Comparison of Short-Term Health Care Utilization Between Telemedicine-Delivered vs In-Person Care Visits for Heart Failure
- PMID: 38938856
- PMCID: PMC11198545
- DOI: 10.1016/j.jacadv.2024.100969
Comparison of Short-Term Health Care Utilization Between Telemedicine-Delivered vs In-Person Care Visits for Heart Failure
Abstract
Background: Patients with heart failure (HF) are a medically complex population with frequent hospitalizations. Downstream health care utilization following primary care delivered by telemedicine compared to in-person is unknown.
Objectives: The purpose of this study was to understand differences in return in-person visits, emergency department (ED) encounters, and hospitalizations following a telemedicine vs an in-person primary care visit for patients with HF seen for a HF-related complaint.
Methods: This was an observational study of all primary care visits for HF from January 1, 2022, to December 31, 2022, in an integrated health care delivery system. We compared 7-day in-person follow-up visits, ED visits, and hospitalizations (all-cause and HF-specific) by index visit type.
Results: We included 3,902 primary care visits with a primary diagnosis of HF. Most visits utilized telephone or video visits (58.4% total; 44.9% telephone, 13.5% video). After adjustment, telephone visits were associated with more in-person follow-up visits (6.14% vs 4.20%; adjusted OR: 1.08-2.21; P < 0.05) but fewer ED visits (6.12% vs 8.07%; adjusted OR: 0.55-0.97; P < 0.05) compared to in-person visits. Most hospitalized patients (74%) had an admitting diagnosis of HF. There was no difference between 7-day all-cause hospitalization following telephone or video visits compared to in-person visits.

__Task details__.
Extend the abstract on telemedicine versus in-person primary care visits for heart failure, starting right after its last sentence.

Stored items from a collection
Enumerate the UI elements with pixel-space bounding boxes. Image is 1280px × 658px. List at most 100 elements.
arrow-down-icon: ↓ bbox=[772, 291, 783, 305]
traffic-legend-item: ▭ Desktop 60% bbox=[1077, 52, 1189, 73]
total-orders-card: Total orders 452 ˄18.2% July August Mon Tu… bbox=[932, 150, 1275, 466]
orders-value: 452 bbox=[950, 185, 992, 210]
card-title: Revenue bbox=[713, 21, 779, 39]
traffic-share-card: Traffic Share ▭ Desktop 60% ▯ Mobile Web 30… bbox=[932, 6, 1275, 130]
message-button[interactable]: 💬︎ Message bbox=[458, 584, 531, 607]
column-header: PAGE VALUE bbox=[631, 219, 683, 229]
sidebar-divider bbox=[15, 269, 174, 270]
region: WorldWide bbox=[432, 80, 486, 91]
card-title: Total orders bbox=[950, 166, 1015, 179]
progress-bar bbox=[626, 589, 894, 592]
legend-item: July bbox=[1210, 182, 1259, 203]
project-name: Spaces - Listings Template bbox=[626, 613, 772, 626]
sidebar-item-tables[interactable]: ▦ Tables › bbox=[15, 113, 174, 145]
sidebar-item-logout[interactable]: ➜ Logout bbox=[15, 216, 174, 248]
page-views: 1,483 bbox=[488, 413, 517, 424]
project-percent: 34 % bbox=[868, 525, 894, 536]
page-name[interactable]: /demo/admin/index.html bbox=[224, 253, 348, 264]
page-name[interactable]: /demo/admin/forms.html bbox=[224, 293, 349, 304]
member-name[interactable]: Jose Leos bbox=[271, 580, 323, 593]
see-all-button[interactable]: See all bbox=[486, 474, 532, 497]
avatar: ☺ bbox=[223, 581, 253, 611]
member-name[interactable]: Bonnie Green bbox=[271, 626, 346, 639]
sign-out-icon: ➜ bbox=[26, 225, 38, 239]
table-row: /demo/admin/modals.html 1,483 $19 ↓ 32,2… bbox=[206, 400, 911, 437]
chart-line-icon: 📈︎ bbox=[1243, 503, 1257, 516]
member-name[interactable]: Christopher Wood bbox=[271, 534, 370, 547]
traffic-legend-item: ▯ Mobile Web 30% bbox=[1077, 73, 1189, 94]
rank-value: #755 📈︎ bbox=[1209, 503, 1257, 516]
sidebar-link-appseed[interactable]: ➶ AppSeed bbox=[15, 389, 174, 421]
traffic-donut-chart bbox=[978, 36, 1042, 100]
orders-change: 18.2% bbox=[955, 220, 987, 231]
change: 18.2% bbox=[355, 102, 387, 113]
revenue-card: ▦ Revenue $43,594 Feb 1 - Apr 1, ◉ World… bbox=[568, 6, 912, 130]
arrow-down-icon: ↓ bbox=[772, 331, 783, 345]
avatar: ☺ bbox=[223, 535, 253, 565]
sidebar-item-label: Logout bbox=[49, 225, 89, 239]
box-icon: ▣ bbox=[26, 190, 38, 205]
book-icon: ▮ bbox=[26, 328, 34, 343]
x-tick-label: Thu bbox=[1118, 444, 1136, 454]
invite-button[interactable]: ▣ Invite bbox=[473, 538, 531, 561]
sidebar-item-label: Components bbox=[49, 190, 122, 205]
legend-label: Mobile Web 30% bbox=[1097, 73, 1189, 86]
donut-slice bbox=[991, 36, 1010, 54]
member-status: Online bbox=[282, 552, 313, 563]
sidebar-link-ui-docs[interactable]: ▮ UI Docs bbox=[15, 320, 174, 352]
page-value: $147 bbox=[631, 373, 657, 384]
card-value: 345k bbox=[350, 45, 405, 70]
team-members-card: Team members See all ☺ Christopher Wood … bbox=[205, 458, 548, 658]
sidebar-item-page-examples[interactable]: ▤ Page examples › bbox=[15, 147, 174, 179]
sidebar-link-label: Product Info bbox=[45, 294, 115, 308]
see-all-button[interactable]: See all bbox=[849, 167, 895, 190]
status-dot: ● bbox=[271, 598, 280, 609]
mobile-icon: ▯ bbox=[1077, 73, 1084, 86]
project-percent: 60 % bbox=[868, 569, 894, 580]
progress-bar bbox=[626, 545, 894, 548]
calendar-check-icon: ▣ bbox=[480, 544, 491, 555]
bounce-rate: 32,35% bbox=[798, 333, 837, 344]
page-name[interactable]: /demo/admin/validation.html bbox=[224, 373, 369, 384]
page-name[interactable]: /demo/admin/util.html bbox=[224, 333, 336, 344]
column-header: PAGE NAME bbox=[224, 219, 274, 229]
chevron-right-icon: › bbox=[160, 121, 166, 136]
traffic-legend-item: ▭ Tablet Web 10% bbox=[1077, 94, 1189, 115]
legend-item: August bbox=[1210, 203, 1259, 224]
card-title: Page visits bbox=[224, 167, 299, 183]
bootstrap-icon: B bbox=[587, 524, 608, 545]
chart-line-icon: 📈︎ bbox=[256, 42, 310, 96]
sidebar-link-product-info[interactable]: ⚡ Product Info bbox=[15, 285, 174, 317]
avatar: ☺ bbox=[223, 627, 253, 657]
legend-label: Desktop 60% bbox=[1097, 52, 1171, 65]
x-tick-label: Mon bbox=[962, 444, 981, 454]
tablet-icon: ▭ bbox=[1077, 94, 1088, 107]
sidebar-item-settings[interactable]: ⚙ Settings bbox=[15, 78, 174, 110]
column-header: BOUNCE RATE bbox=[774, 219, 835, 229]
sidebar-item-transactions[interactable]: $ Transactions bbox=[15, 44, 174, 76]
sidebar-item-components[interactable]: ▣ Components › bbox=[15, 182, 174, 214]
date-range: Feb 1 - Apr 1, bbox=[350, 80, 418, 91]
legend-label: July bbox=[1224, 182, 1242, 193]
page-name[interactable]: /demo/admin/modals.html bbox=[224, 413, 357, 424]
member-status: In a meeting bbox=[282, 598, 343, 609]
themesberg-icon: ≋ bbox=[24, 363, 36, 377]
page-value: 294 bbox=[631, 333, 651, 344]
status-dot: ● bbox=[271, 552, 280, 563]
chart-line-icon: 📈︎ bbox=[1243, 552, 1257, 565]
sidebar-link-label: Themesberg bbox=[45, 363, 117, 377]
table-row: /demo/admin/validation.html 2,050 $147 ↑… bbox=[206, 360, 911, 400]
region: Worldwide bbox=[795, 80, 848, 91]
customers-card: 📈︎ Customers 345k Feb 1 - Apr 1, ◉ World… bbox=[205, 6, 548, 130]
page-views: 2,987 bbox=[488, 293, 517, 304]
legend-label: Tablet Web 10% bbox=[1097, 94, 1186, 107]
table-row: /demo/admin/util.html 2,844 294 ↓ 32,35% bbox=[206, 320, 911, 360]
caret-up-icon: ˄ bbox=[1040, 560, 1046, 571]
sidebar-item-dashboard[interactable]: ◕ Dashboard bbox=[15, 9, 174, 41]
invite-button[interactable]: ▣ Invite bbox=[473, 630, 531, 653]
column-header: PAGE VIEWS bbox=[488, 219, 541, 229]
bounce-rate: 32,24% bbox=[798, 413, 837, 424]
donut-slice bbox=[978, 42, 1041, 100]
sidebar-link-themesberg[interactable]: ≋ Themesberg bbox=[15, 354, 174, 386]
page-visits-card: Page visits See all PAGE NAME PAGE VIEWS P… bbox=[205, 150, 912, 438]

__Response to the exercise__.
Conclusions: Most patients used telemedicine to address HF-specific primary care concerns. Telephone visits were associated with slightly higher short-term in-person primary care follow-up but lower ED utilization. Overall, downstream ED visits and hospitalizations were low. Telephone and video visits appear to offer safe alternatives to in-person care for HF-related primary care and are a promising health care delivery strategy.
Keywords: heart failure; primary care; telemedicine.
© 2024 The Authors.
Conflict of interest statement
The project was supported by a grant (R01HS25189) from the Agency for Healthcare Research and Quality. Dr Casey has received funding from The Permanente Medical Group (TPMG) Delivery Science Fellowship Program and has nothing to disclose. All other authors have reported that they have no relationships relevant to the contents of this paper to disclose.